• [Written instruction]: Locate all lines with the word "JSON". Copy them.

(Dataset rows about figures)

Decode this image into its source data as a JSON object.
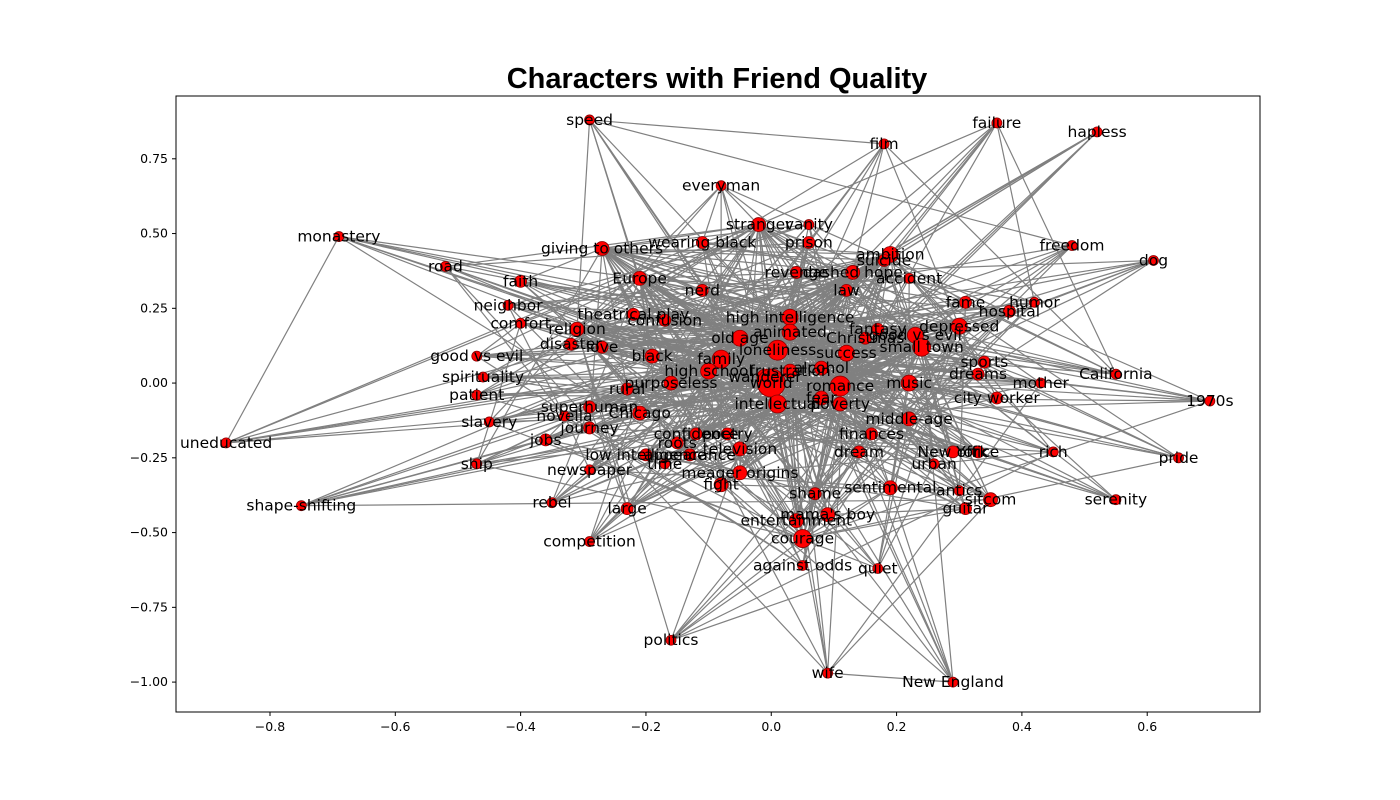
{
  "chart_data": {
    "type": "scatter",
    "title": "Characters with Friend Quality",
    "xlabel": "",
    "ylabel": "",
    "xlim": [
      -0.95,
      0.78
    ],
    "ylim": [
      -1.1,
      0.96
    ],
    "xticks": [
      -0.8,
      -0.6,
      -0.4,
      -0.2,
      0.0,
      0.2,
      0.4,
      0.6
    ],
    "xtick_labels": [
      "−0.8",
      "−0.6",
      "−0.4",
      "−0.2",
      "0.0",
      "0.2",
      "0.4",
      "0.6"
    ],
    "yticks": [
      0.75,
      0.5,
      0.25,
      0.0,
      -0.25,
      -0.5,
      -0.75,
      -1.0
    ],
    "ytick_labels": [
      "0.75",
      "0.50",
      "0.25",
      "0.00",
      "−0.25",
      "−0.50",
      "−0.75",
      "−1.00"
    ],
    "node_color": "#ff0000",
    "edge_color": "#808080",
    "grid": false,
    "nodes": [
      {
        "label": "speed",
        "x": -0.29,
        "y": 0.88,
        "size": 5
      },
      {
        "label": "failure",
        "x": 0.36,
        "y": 0.87,
        "size": 5
      },
      {
        "label": "hapless",
        "x": 0.52,
        "y": 0.84,
        "size": 5
      },
      {
        "label": "film",
        "x": 0.18,
        "y": 0.8,
        "size": 5
      },
      {
        "label": "everyman",
        "x": -0.08,
        "y": 0.66,
        "size": 5
      },
      {
        "label": "stranger",
        "x": -0.02,
        "y": 0.53,
        "size": 7
      },
      {
        "label": "vanity",
        "x": 0.06,
        "y": 0.53,
        "size": 5
      },
      {
        "label": "monastery",
        "x": -0.69,
        "y": 0.49,
        "size": 5
      },
      {
        "label": "prison",
        "x": 0.06,
        "y": 0.47,
        "size": 6
      },
      {
        "label": "wearing black",
        "x": -0.11,
        "y": 0.47,
        "size": 6
      },
      {
        "label": "giving to others",
        "x": -0.27,
        "y": 0.45,
        "size": 7
      },
      {
        "label": "freedom",
        "x": 0.48,
        "y": 0.46,
        "size": 5
      },
      {
        "label": "ambition",
        "x": 0.19,
        "y": 0.43,
        "size": 8
      },
      {
        "label": "suicide",
        "x": 0.18,
        "y": 0.41,
        "size": 6
      },
      {
        "label": "dog",
        "x": 0.61,
        "y": 0.41,
        "size": 5
      },
      {
        "label": "road",
        "x": -0.52,
        "y": 0.39,
        "size": 5
      },
      {
        "label": "revenge",
        "x": 0.04,
        "y": 0.37,
        "size": 6
      },
      {
        "label": "dashed hope",
        "x": 0.13,
        "y": 0.37,
        "size": 7
      },
      {
        "label": "accident",
        "x": 0.22,
        "y": 0.35,
        "size": 5
      },
      {
        "label": "Europe",
        "x": -0.21,
        "y": 0.35,
        "size": 7
      },
      {
        "label": "faith",
        "x": -0.4,
        "y": 0.34,
        "size": 6
      },
      {
        "label": "nerd",
        "x": -0.11,
        "y": 0.31,
        "size": 6
      },
      {
        "label": "law",
        "x": 0.12,
        "y": 0.31,
        "size": 6
      },
      {
        "label": "fame",
        "x": 0.31,
        "y": 0.27,
        "size": 6
      },
      {
        "label": "humor",
        "x": 0.42,
        "y": 0.27,
        "size": 5
      },
      {
        "label": "neighbor",
        "x": -0.42,
        "y": 0.26,
        "size": 5
      },
      {
        "label": "hospital",
        "x": 0.38,
        "y": 0.24,
        "size": 6
      },
      {
        "label": "theatrical play",
        "x": -0.22,
        "y": 0.23,
        "size": 6
      },
      {
        "label": "confusion",
        "x": -0.17,
        "y": 0.21,
        "size": 6
      },
      {
        "label": "comfort",
        "x": -0.4,
        "y": 0.2,
        "size": 5
      },
      {
        "label": "high intelligence",
        "x": 0.03,
        "y": 0.22,
        "size": 8
      },
      {
        "label": "depressed",
        "x": 0.3,
        "y": 0.19,
        "size": 8
      },
      {
        "label": "fantasy",
        "x": 0.17,
        "y": 0.18,
        "size": 6
      },
      {
        "label": "religion",
        "x": -0.31,
        "y": 0.18,
        "size": 7
      },
      {
        "label": "animated",
        "x": 0.03,
        "y": 0.17,
        "size": 8
      },
      {
        "label": "Christmas",
        "x": 0.15,
        "y": 0.15,
        "size": 6
      },
      {
        "label": "good vs evil",
        "x": 0.23,
        "y": 0.16,
        "size": 8
      },
      {
        "label": "old age",
        "x": -0.05,
        "y": 0.15,
        "size": 8
      },
      {
        "label": "disaster",
        "x": -0.32,
        "y": 0.13,
        "size": 6
      },
      {
        "label": "love",
        "x": -0.27,
        "y": 0.12,
        "size": 6
      },
      {
        "label": "small town",
        "x": 0.24,
        "y": 0.12,
        "size": 9
      },
      {
        "label": "loneliness",
        "x": 0.01,
        "y": 0.11,
        "size": 10
      },
      {
        "label": "success",
        "x": 0.12,
        "y": 0.1,
        "size": 8
      },
      {
        "label": "black",
        "x": -0.19,
        "y": 0.09,
        "size": 7
      },
      {
        "label": "family",
        "x": -0.08,
        "y": 0.08,
        "size": 9
      },
      {
        "label": "sports",
        "x": 0.34,
        "y": 0.07,
        "size": 6
      },
      {
        "label": "alcohol",
        "x": 0.08,
        "y": 0.05,
        "size": 7
      },
      {
        "label": "frustration",
        "x": 0.03,
        "y": 0.04,
        "size": 7
      },
      {
        "label": "high school",
        "x": -0.1,
        "y": 0.04,
        "size": 8
      },
      {
        "label": "dreams",
        "x": 0.33,
        "y": 0.03,
        "size": 6
      },
      {
        "label": "California",
        "x": 0.55,
        "y": 0.03,
        "size": 5
      },
      {
        "label": "wanderer",
        "x": -0.01,
        "y": 0.02,
        "size": 8
      },
      {
        "label": "music",
        "x": 0.22,
        "y": 0.0,
        "size": 8
      },
      {
        "label": "purposeless",
        "x": -0.16,
        "y": 0.0,
        "size": 7
      },
      {
        "label": "world",
        "x": 0.0,
        "y": 0.0,
        "size": 14
      },
      {
        "label": "mother",
        "x": 0.43,
        "y": 0.0,
        "size": 5
      },
      {
        "label": "rural",
        "x": -0.23,
        "y": -0.02,
        "size": 6
      },
      {
        "label": "romance",
        "x": 0.11,
        "y": -0.01,
        "size": 10
      },
      {
        "label": "good vs evil",
        "x": -0.47,
        "y": 0.09,
        "size": 5
      },
      {
        "label": "spirituality",
        "x": -0.46,
        "y": 0.02,
        "size": 5
      },
      {
        "label": "patient",
        "x": -0.47,
        "y": -0.04,
        "size": 5
      },
      {
        "label": "fear",
        "x": 0.08,
        "y": -0.05,
        "size": 7
      },
      {
        "label": "city worker",
        "x": 0.36,
        "y": -0.05,
        "size": 6
      },
      {
        "label": "1970s",
        "x": 0.7,
        "y": -0.06,
        "size": 5
      },
      {
        "label": "intellectual",
        "x": 0.01,
        "y": -0.07,
        "size": 9
      },
      {
        "label": "poverty",
        "x": 0.11,
        "y": -0.07,
        "size": 7
      },
      {
        "label": "superhuman",
        "x": -0.29,
        "y": -0.08,
        "size": 6
      },
      {
        "label": "Chicago",
        "x": -0.21,
        "y": -0.1,
        "size": 7
      },
      {
        "label": "novella",
        "x": -0.33,
        "y": -0.11,
        "size": 5
      },
      {
        "label": "middle-age",
        "x": 0.22,
        "y": -0.12,
        "size": 7
      },
      {
        "label": "slavery",
        "x": -0.45,
        "y": -0.13,
        "size": 5
      },
      {
        "label": "journey",
        "x": -0.29,
        "y": -0.15,
        "size": 6
      },
      {
        "label": "confidence",
        "x": -0.12,
        "y": -0.17,
        "size": 6
      },
      {
        "label": "poetry",
        "x": -0.07,
        "y": -0.17,
        "size": 6
      },
      {
        "label": "finances",
        "x": 0.16,
        "y": -0.17,
        "size": 6
      },
      {
        "label": "jobs",
        "x": -0.36,
        "y": -0.19,
        "size": 6
      },
      {
        "label": "uneducated",
        "x": -0.87,
        "y": -0.2,
        "size": 5
      },
      {
        "label": "roots",
        "x": -0.15,
        "y": -0.2,
        "size": 6
      },
      {
        "label": "television",
        "x": -0.05,
        "y": -0.22,
        "size": 7
      },
      {
        "label": "dream",
        "x": 0.14,
        "y": -0.23,
        "size": 6
      },
      {
        "label": "New York",
        "x": 0.29,
        "y": -0.23,
        "size": 6
      },
      {
        "label": "office",
        "x": 0.33,
        "y": -0.23,
        "size": 6
      },
      {
        "label": "rich",
        "x": 0.45,
        "y": -0.23,
        "size": 5
      },
      {
        "label": "low intelligence",
        "x": -0.2,
        "y": -0.24,
        "size": 6
      },
      {
        "label": "appearance",
        "x": -0.13,
        "y": -0.24,
        "size": 6
      },
      {
        "label": "pride",
        "x": 0.65,
        "y": -0.25,
        "size": 5
      },
      {
        "label": "ship",
        "x": -0.47,
        "y": -0.27,
        "size": 5
      },
      {
        "label": "urban",
        "x": 0.26,
        "y": -0.27,
        "size": 5
      },
      {
        "label": "time",
        "x": -0.17,
        "y": -0.27,
        "size": 5
      },
      {
        "label": "newspaper",
        "x": -0.29,
        "y": -0.29,
        "size": 5
      },
      {
        "label": "meager origins",
        "x": -0.05,
        "y": -0.3,
        "size": 7
      },
      {
        "label": "fight",
        "x": -0.08,
        "y": -0.34,
        "size": 7
      },
      {
        "label": "sentimental",
        "x": 0.19,
        "y": -0.35,
        "size": 7
      },
      {
        "label": "shame",
        "x": 0.07,
        "y": -0.37,
        "size": 6
      },
      {
        "label": "antics",
        "x": 0.3,
        "y": -0.36,
        "size": 5
      },
      {
        "label": "sitcom",
        "x": 0.35,
        "y": -0.39,
        "size": 7
      },
      {
        "label": "serenity",
        "x": 0.55,
        "y": -0.39,
        "size": 5
      },
      {
        "label": "rebel",
        "x": -0.35,
        "y": -0.4,
        "size": 5
      },
      {
        "label": "shape-shifting",
        "x": -0.75,
        "y": -0.41,
        "size": 5
      },
      {
        "label": "large",
        "x": -0.23,
        "y": -0.42,
        "size": 6
      },
      {
        "label": "guitar",
        "x": 0.31,
        "y": -0.42,
        "size": 6
      },
      {
        "label": "mama's boy",
        "x": 0.09,
        "y": -0.44,
        "size": 7
      },
      {
        "label": "entertainment",
        "x": 0.04,
        "y": -0.46,
        "size": 7
      },
      {
        "label": "courage",
        "x": 0.05,
        "y": -0.52,
        "size": 9
      },
      {
        "label": "competition",
        "x": -0.29,
        "y": -0.53,
        "size": 5
      },
      {
        "label": "against odds",
        "x": 0.05,
        "y": -0.61,
        "size": 5
      },
      {
        "label": "quiet",
        "x": 0.17,
        "y": -0.62,
        "size": 5
      },
      {
        "label": "politics",
        "x": -0.16,
        "y": -0.86,
        "size": 5
      },
      {
        "label": "wife",
        "x": 0.09,
        "y": -0.97,
        "size": 5
      },
      {
        "label": "New England",
        "x": 0.29,
        "y": -1.0,
        "size": 5
      }
    ]
  }
}
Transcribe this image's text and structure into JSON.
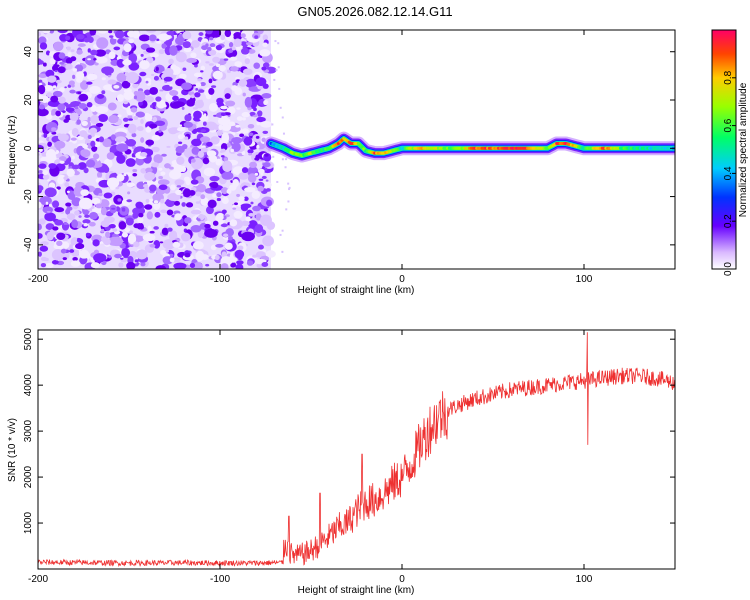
{
  "title": "GN05.2026.082.12.14.G11",
  "chart_data": [
    {
      "type": "heatmap",
      "xlabel": "Height of straight line (km)",
      "ylabel": "Frequency (Hz)",
      "xlim": [
        -200,
        150
      ],
      "ylim": [
        -50,
        49
      ],
      "xticks": [
        -200,
        -100,
        0,
        100
      ],
      "yticks": [
        -40,
        -20,
        0,
        20,
        40
      ],
      "colorbar": {
        "label": "Normalized spectral amplitude",
        "range": [
          0,
          1
        ],
        "ticks": [
          "0.0",
          "0.2",
          "0.4",
          "0.6",
          "0.8"
        ],
        "tick_values": [
          0.0,
          0.2,
          0.4,
          0.6,
          0.8
        ]
      },
      "noise_region_x": [
        -200,
        -72
      ],
      "signal_track": {
        "x": [
          -72,
          -65,
          -60,
          -55,
          -50,
          -45,
          -40,
          -35,
          -32,
          -28,
          -24,
          -20,
          -15,
          -10,
          -5,
          0,
          5,
          10,
          20,
          30,
          40,
          50,
          60,
          70,
          80,
          85,
          90,
          95,
          100,
          110,
          120,
          130,
          140,
          150
        ],
        "freq": [
          2,
          0,
          -2,
          -3,
          -2,
          -1,
          0,
          2,
          4,
          2,
          2,
          -1,
          -2,
          -2,
          -1,
          0,
          0,
          0,
          0,
          0,
          0,
          0,
          0,
          0,
          0,
          2,
          2,
          1,
          0,
          0,
          0,
          0,
          0,
          0
        ],
        "amplitude": [
          0.3,
          0.5,
          0.7,
          0.6,
          0.7,
          0.5,
          0.6,
          0.9,
          0.8,
          0.9,
          0.7,
          0.6,
          0.9,
          0.8,
          0.7,
          0.5,
          0.7,
          0.8,
          0.7,
          0.6,
          0.9,
          0.9,
          0.95,
          0.9,
          0.6,
          0.9,
          0.95,
          0.8,
          0.5,
          0.9,
          0.6,
          0.5,
          0.45,
          0.4
        ]
      }
    },
    {
      "type": "line",
      "xlabel": "Height of straight line (km)",
      "ylabel": "SNR (10 * v/v)",
      "xlim": [
        -200,
        150
      ],
      "ylim": [
        0,
        5200
      ],
      "xticks": [
        -200,
        -100,
        0,
        100
      ],
      "yticks": [
        1000,
        2000,
        3000,
        4000,
        5000
      ],
      "color": "#ee3030",
      "envelope": {
        "x": [
          -200,
          -180,
          -150,
          -120,
          -100,
          -80,
          -66,
          -64,
          -62,
          -58,
          -54,
          -50,
          -45,
          -40,
          -35,
          -30,
          -25,
          -20,
          -15,
          -10,
          -5,
          0,
          5,
          10,
          15,
          20,
          25,
          30,
          40,
          50,
          60,
          70,
          80,
          90,
          100,
          110,
          120,
          130,
          140,
          150
        ],
        "y": [
          150,
          140,
          130,
          135,
          130,
          130,
          140,
          600,
          350,
          280,
          330,
          400,
          550,
          700,
          900,
          1000,
          1250,
          1450,
          1500,
          1650,
          1850,
          2000,
          2300,
          2700,
          3050,
          3300,
          3450,
          3550,
          3700,
          3800,
          3900,
          3950,
          4000,
          4050,
          4100,
          4150,
          4200,
          4200,
          4150,
          4050
        ]
      },
      "spikes": [
        {
          "x": -62,
          "y": 1150
        },
        {
          "x": -45,
          "y": 1650
        },
        {
          "x": -22,
          "y": 2500
        },
        {
          "x": 102,
          "y": 5150
        },
        {
          "x": 102,
          "y": 2700
        }
      ]
    }
  ]
}
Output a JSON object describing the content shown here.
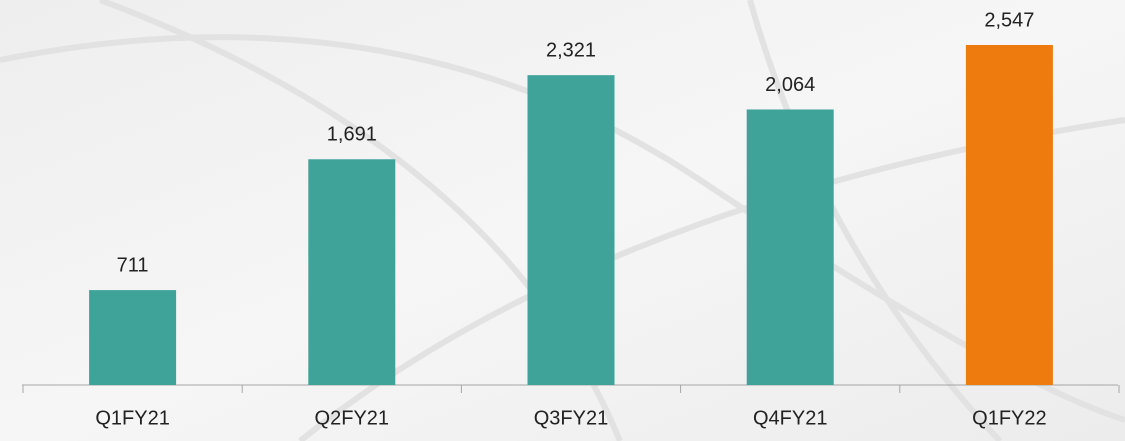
{
  "chart_data": {
    "type": "bar",
    "categories": [
      "Q1FY21",
      "Q2FY21",
      "Q3FY21",
      "Q4FY21",
      "Q1FY22"
    ],
    "values": [
      711,
      1691,
      2321,
      2064,
      2547
    ],
    "value_labels": [
      "711",
      "1,691",
      "2,321",
      "2,064",
      "2,547"
    ],
    "colors": [
      "#3fa39a",
      "#3fa39a",
      "#3fa39a",
      "#3fa39a",
      "#ee7b0e"
    ]
  }
}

• [Task response]:
Decode this image into its source data as a JSON object.
Transcribe this image's text and structure into JSON.
Output a JSON object describing the content shown here.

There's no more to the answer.